=== Set task ===
Take each line that has the word "Decay" and return it.
__________________________________________________
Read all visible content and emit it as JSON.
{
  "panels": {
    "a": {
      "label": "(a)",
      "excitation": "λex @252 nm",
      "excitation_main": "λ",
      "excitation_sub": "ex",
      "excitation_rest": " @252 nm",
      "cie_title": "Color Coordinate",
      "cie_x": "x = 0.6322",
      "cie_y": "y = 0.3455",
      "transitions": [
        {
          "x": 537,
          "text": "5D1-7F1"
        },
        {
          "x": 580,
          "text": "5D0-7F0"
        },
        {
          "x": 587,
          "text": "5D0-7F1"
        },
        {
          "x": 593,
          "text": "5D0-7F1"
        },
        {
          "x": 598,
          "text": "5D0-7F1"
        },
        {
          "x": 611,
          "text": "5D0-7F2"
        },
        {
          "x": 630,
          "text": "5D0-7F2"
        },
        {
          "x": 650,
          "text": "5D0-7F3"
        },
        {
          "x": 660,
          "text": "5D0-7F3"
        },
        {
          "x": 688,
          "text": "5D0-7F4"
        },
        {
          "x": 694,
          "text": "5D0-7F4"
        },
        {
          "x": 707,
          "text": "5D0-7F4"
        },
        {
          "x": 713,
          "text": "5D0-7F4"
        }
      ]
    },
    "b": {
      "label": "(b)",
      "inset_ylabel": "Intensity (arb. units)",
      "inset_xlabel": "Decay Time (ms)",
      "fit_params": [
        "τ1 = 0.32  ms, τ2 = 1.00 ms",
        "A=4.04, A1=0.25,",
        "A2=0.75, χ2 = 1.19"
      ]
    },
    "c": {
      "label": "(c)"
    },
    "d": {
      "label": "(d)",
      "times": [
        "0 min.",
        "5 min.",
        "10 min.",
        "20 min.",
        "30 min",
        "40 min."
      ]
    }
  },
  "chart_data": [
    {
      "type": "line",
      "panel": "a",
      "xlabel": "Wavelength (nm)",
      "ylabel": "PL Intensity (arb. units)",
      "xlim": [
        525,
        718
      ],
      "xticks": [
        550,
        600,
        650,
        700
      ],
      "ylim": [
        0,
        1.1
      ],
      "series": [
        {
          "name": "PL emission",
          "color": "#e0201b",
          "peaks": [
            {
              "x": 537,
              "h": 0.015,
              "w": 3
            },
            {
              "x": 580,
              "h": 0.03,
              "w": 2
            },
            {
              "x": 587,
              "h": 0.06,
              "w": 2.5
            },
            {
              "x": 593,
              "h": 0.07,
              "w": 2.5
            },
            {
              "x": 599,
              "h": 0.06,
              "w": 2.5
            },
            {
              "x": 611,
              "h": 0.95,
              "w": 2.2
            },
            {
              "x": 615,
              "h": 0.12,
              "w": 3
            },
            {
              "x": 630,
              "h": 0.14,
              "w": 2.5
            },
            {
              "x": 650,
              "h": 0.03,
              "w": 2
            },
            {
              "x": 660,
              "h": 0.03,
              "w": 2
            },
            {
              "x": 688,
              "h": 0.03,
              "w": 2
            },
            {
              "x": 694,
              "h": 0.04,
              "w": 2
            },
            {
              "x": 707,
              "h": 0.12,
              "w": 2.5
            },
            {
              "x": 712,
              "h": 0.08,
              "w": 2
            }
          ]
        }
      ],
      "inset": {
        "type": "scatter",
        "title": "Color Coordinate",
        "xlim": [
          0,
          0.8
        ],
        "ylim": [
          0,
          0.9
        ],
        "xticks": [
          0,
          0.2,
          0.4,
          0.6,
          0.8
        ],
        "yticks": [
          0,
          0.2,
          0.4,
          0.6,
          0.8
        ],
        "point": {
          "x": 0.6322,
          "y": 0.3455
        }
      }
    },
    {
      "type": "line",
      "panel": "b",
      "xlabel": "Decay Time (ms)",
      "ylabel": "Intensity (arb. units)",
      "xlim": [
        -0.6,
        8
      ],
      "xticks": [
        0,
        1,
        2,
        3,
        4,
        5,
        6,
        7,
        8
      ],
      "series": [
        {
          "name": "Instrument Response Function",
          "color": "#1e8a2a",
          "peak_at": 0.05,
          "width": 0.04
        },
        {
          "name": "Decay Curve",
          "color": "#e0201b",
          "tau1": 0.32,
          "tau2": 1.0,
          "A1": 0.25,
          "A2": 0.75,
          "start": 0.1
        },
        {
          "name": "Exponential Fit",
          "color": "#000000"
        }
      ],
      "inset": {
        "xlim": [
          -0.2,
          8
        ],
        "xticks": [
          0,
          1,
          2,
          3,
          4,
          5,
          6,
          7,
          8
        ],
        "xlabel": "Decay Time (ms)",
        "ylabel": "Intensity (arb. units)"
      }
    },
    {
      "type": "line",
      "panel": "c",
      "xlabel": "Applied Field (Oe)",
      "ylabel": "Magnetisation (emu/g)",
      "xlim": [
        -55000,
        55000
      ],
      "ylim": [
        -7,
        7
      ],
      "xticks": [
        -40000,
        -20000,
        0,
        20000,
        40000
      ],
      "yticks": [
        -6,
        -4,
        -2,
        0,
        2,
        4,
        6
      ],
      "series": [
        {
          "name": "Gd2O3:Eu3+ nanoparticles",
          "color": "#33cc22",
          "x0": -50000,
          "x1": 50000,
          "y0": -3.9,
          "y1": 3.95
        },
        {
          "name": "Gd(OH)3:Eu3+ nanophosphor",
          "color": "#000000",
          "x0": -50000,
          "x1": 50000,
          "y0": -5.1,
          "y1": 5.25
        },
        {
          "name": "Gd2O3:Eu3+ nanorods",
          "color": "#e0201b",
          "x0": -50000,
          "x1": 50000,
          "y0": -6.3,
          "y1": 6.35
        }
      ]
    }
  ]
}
__________________________________________________
=== Answer to this exercise ===
      "inset_xlabel": "Decay Time (ms)",
      "xlabel": "Decay Time (ms)",
          "name": "Decay Curve",
        "xlabel": "Decay Time (ms)",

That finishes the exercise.